[Stored entries]
»»

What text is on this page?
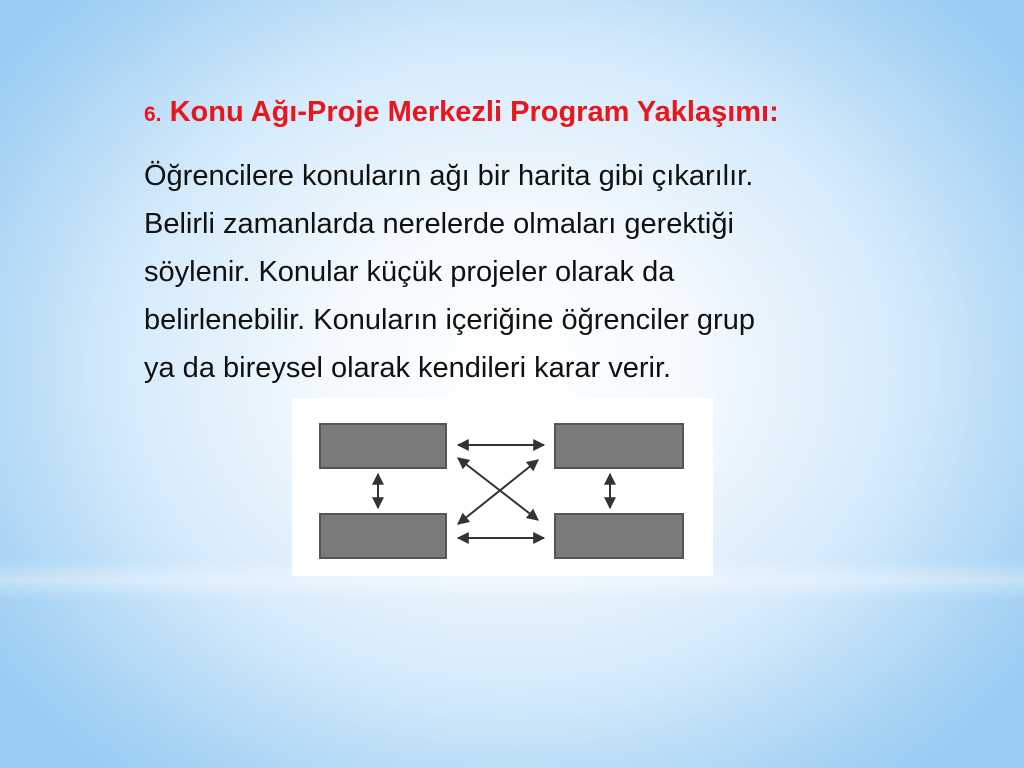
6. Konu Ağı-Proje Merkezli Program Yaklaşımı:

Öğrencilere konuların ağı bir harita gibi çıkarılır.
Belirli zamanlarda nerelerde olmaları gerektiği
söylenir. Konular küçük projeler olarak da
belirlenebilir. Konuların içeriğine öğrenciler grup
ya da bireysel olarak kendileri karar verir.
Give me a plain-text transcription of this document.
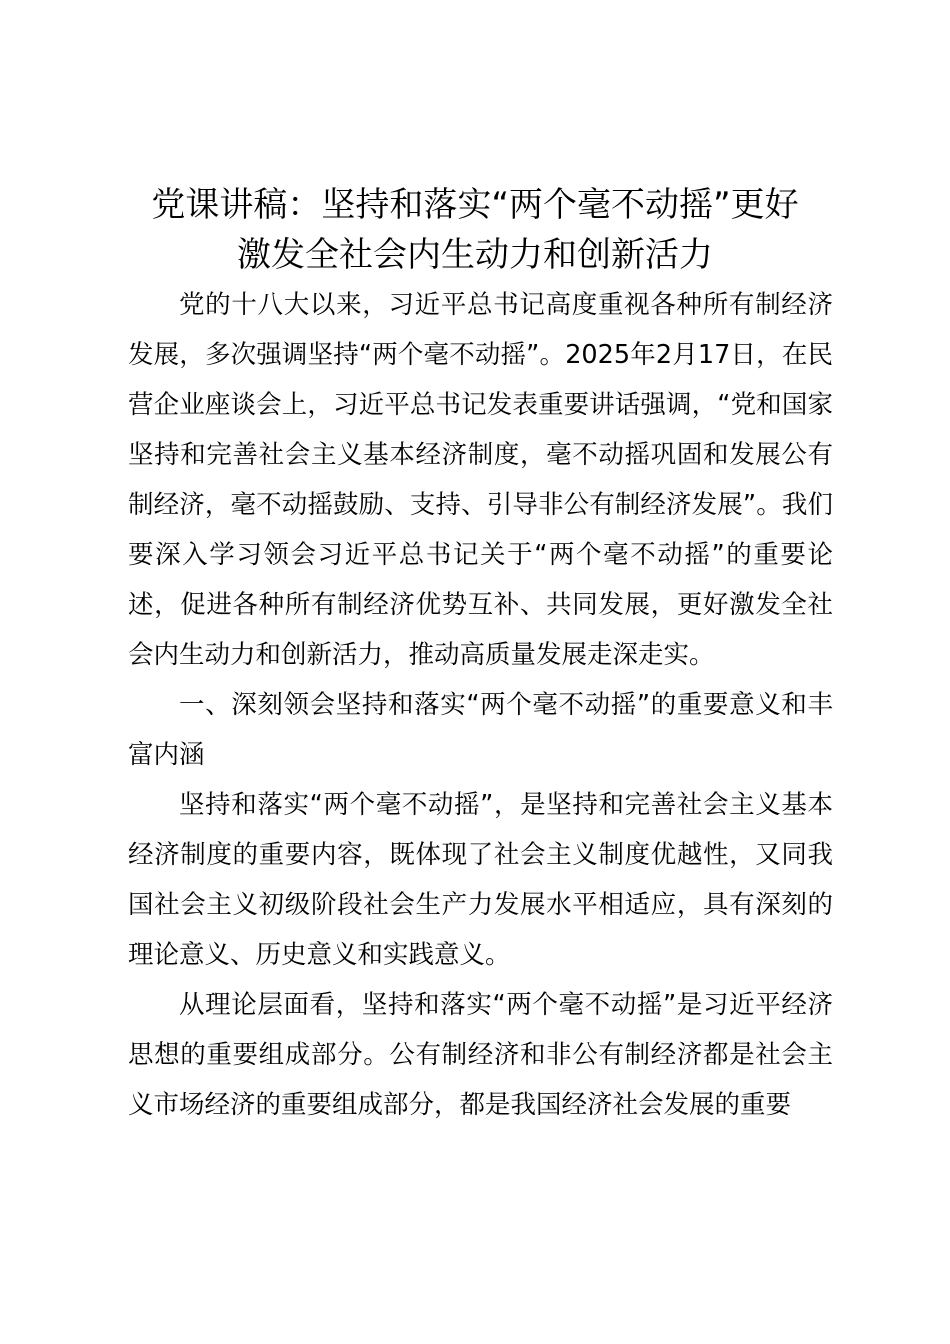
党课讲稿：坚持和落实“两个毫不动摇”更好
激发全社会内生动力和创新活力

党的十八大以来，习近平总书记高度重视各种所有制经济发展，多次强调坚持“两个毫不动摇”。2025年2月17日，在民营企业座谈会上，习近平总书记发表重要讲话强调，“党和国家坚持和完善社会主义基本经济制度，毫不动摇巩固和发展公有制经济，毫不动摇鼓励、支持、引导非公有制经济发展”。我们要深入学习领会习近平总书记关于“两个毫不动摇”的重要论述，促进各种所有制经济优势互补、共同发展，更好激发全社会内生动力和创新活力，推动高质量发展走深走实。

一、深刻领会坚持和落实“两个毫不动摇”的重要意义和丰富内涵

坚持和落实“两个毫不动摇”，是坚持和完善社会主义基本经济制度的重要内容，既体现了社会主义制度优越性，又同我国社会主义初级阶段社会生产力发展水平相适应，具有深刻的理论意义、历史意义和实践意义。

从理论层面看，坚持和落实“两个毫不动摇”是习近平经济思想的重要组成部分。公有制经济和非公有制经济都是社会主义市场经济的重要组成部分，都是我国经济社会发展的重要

««

▶ To do
Collect the lines that hold "olarak".

▶ Written answer
söylenir. Konular küçük projeler olarak da
ya da bireysel olarak kendileri karar verir.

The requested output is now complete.